[start of Recorded information]

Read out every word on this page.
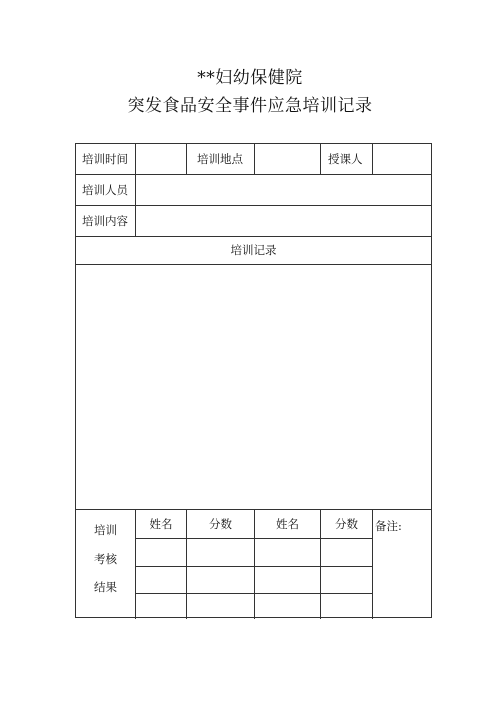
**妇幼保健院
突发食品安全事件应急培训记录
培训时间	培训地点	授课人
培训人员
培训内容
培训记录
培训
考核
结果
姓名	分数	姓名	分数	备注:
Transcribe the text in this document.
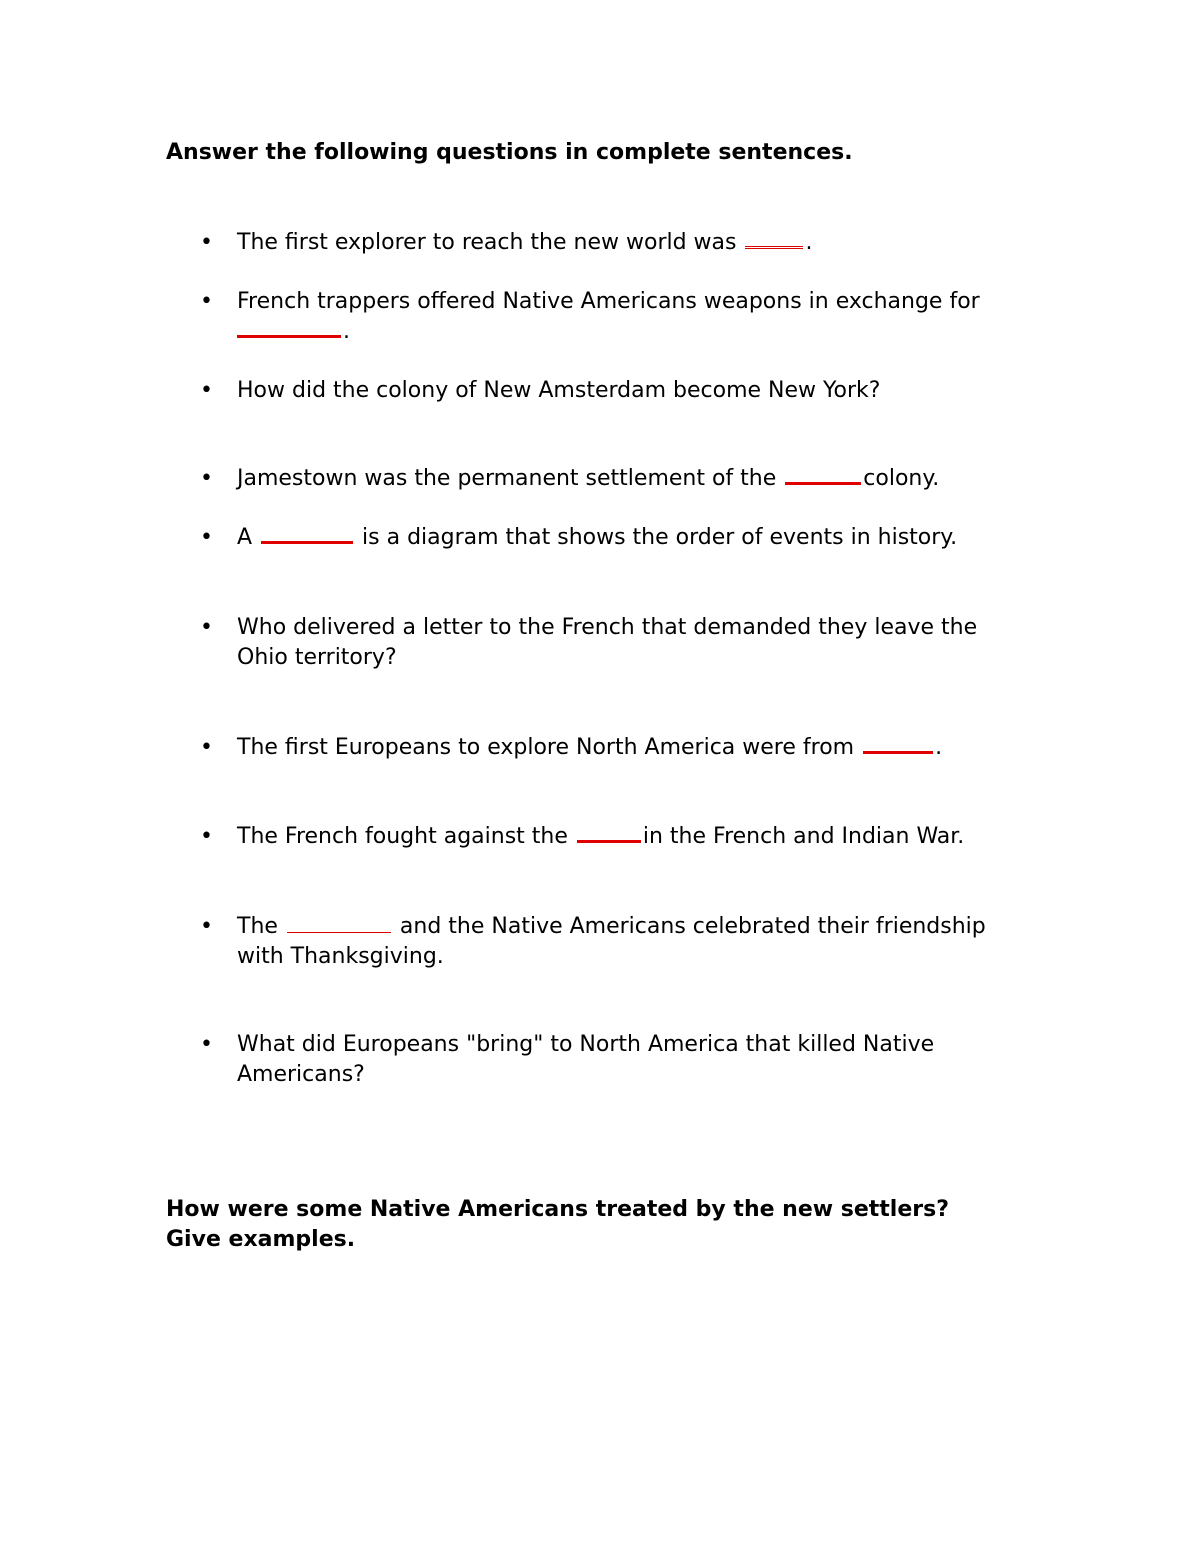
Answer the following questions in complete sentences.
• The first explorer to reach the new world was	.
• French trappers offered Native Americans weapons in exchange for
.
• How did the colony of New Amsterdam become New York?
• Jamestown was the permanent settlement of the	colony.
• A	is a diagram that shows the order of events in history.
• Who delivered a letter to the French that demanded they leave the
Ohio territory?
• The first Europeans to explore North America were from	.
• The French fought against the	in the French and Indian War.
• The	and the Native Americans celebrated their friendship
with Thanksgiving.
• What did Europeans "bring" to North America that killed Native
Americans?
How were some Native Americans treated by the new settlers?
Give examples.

[end of Recorded information]

Give an exact reproduction of every line, leaving out any picture.

# Answer for the task
Read out every word on this page.
**妇幼保健院
突发食品安全事件应急培训记录
培训时间	培训地点	授课人
培训人员
培训内容
培训记录
培训
考核
结果
姓名	分数	姓名	分数	备注:
Transcribe the text in this document.
Answer the following questions in complete sentences.
• The first explorer to reach the new world was	.
• French trappers offered Native Americans weapons in exchange for
.
• How did the colony of New Amsterdam become New York?
• Jamestown was the permanent settlement of the	colony.
• A	is a diagram that shows the order of events in history.
• Who delivered a letter to the French that demanded they leave the
Ohio territory?
• The first Europeans to explore North America were from	.
• The French fought against the	in the French and Indian War.
• The	and the Native Americans celebrated their friendship
with Thanksgiving.
• What did Europeans "bring" to North America that killed Native
Americans?
How were some Native Americans treated by the new settlers?
Give examples.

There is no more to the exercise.